## Begin Exercise material

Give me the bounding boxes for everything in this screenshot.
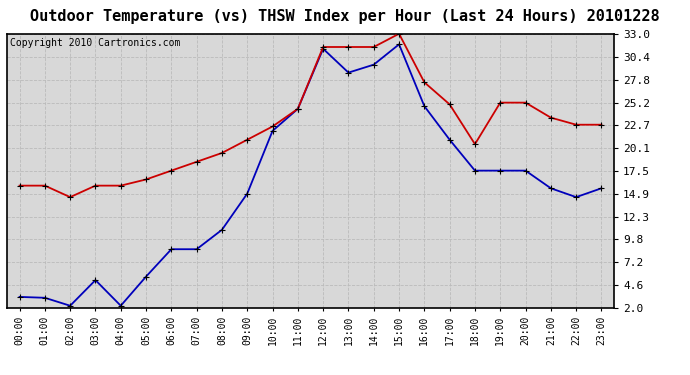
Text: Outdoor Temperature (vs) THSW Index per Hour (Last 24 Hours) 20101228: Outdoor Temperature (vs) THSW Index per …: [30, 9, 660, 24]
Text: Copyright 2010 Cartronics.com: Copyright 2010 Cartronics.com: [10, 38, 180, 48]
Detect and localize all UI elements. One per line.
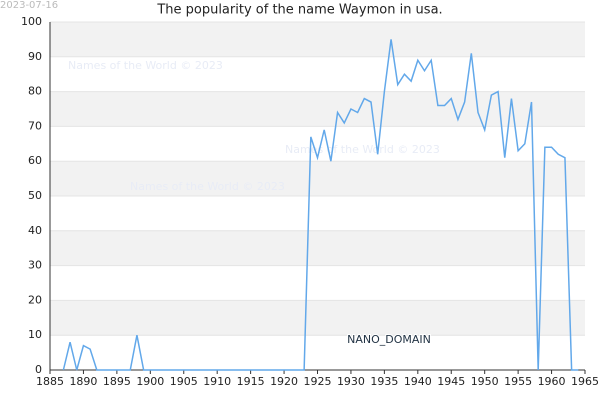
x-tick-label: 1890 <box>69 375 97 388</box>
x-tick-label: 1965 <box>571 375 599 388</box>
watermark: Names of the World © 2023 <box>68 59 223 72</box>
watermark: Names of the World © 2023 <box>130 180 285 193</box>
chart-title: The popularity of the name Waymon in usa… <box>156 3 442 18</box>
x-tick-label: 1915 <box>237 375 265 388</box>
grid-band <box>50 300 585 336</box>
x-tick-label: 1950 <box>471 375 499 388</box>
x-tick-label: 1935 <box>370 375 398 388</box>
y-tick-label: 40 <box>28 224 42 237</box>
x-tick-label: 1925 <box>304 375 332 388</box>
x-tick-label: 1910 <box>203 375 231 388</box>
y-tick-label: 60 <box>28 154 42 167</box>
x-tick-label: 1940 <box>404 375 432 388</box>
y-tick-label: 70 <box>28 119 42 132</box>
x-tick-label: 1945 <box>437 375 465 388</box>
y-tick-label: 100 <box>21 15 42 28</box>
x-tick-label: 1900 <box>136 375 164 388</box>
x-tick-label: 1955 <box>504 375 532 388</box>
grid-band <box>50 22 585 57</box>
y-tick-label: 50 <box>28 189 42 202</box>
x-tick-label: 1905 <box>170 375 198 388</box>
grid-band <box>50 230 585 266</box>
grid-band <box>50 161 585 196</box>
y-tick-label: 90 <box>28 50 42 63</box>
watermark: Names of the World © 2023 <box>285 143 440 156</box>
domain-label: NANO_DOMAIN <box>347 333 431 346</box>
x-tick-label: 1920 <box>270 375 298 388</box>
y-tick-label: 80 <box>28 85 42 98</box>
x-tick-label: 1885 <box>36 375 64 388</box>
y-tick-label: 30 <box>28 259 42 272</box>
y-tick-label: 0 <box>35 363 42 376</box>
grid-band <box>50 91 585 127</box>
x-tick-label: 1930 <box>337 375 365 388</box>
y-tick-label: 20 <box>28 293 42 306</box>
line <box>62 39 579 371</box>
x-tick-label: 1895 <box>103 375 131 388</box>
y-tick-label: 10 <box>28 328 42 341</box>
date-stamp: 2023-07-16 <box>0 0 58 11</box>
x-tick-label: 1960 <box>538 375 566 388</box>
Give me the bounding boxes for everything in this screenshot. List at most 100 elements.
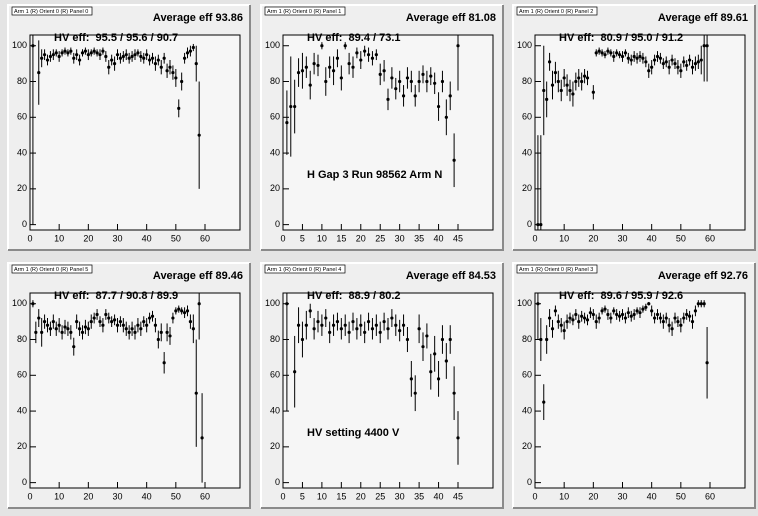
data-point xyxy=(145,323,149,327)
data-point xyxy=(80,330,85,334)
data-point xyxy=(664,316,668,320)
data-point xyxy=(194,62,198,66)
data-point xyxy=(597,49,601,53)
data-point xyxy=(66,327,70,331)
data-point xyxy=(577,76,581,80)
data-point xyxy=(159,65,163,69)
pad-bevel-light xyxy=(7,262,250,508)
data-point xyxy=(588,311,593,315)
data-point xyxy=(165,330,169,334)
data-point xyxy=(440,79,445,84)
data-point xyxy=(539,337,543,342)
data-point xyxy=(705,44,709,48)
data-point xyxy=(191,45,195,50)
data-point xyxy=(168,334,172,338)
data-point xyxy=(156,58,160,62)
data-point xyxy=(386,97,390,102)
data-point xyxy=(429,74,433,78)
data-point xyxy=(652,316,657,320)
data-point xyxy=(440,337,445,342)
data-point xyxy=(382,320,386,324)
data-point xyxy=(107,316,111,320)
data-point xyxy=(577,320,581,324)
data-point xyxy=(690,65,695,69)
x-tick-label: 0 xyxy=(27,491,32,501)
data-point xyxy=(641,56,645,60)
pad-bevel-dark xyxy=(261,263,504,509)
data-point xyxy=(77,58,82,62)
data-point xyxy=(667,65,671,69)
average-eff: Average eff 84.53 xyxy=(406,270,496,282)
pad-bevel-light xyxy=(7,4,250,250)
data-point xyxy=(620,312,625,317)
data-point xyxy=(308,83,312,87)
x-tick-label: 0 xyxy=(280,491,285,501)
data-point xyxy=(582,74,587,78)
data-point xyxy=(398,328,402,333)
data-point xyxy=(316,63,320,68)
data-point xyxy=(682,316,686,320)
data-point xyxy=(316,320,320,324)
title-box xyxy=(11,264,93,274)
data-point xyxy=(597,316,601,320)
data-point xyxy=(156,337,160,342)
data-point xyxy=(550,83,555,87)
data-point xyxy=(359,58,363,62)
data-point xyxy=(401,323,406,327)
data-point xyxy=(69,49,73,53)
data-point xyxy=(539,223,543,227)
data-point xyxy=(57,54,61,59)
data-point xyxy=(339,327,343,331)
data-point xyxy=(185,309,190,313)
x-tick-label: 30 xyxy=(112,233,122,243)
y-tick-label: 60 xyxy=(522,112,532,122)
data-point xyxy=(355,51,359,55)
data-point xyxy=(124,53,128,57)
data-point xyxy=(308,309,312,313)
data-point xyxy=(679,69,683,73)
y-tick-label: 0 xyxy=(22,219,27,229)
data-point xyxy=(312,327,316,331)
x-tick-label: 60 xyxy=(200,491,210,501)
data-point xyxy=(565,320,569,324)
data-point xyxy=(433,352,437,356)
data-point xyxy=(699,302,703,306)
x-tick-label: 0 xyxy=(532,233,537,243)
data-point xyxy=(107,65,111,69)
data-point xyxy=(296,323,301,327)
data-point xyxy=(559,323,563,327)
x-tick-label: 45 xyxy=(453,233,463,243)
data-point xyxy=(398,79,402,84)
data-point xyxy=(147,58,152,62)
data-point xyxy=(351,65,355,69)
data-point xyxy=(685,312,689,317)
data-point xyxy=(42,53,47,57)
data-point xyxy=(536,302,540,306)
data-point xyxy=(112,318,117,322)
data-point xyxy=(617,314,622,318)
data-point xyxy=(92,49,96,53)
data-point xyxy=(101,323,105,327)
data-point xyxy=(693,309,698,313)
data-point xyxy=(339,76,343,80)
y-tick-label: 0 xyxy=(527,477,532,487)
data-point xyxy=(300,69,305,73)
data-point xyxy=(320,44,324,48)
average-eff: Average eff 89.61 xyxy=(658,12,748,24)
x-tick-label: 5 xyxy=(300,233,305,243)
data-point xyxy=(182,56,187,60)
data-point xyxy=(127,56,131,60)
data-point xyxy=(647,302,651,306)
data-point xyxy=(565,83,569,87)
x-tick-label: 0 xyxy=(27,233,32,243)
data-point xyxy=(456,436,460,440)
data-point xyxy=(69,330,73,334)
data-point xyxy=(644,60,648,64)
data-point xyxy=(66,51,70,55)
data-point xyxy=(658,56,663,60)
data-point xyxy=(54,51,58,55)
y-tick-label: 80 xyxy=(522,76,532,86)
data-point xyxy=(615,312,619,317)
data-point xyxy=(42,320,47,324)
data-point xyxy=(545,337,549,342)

## End Exercise material
## Begin Exercise material

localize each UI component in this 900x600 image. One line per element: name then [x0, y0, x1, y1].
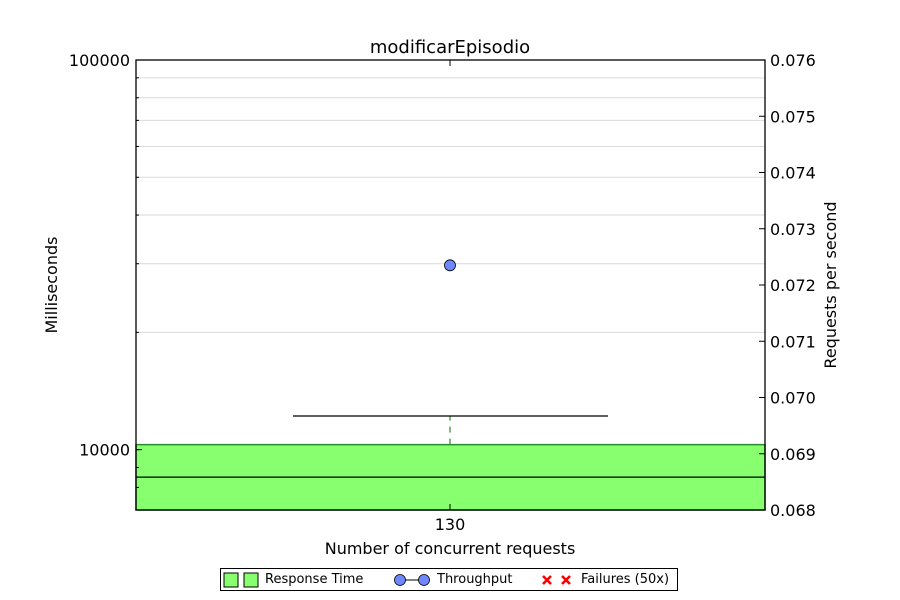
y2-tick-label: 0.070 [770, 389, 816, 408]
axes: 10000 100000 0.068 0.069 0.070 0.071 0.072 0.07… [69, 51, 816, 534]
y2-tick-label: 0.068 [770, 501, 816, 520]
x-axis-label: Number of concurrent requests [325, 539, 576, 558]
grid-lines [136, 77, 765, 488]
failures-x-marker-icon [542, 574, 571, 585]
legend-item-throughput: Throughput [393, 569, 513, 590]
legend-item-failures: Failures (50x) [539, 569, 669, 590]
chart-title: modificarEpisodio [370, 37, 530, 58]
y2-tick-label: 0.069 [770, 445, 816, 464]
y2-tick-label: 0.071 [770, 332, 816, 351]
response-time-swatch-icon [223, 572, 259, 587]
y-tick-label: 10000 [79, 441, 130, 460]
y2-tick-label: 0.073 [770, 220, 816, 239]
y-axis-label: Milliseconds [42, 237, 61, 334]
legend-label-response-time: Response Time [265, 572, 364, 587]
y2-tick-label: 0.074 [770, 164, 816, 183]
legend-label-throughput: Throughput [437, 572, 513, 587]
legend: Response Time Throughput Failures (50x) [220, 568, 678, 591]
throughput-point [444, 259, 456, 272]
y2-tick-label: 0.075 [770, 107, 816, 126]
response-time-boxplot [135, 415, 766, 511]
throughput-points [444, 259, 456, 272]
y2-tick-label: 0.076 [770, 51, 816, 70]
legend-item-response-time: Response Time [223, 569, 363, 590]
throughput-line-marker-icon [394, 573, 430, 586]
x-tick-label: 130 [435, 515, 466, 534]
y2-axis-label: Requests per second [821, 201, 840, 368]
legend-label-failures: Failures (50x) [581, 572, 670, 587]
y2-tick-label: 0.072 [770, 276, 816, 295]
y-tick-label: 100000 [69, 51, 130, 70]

## End Exercise material

Starting with the line containing "Text: Outdoor Temperature" and going on through the line containing "Detect and localize", write those lines out again with "Outdoor Temperature" replaced by "Outside Temperature" and nothing else changed.

Text: Outside Temperature (vs) THSW Index per Hour (Last 24 Hours) 20101228: Outside Temperature (vs) THSW Index per …: [30, 9, 660, 24]
Text: Copyright 2010 Cartronics.com: Copyright 2010 Cartronics.com: [10, 38, 180, 48]
Detect and localize all UI elements. One per line.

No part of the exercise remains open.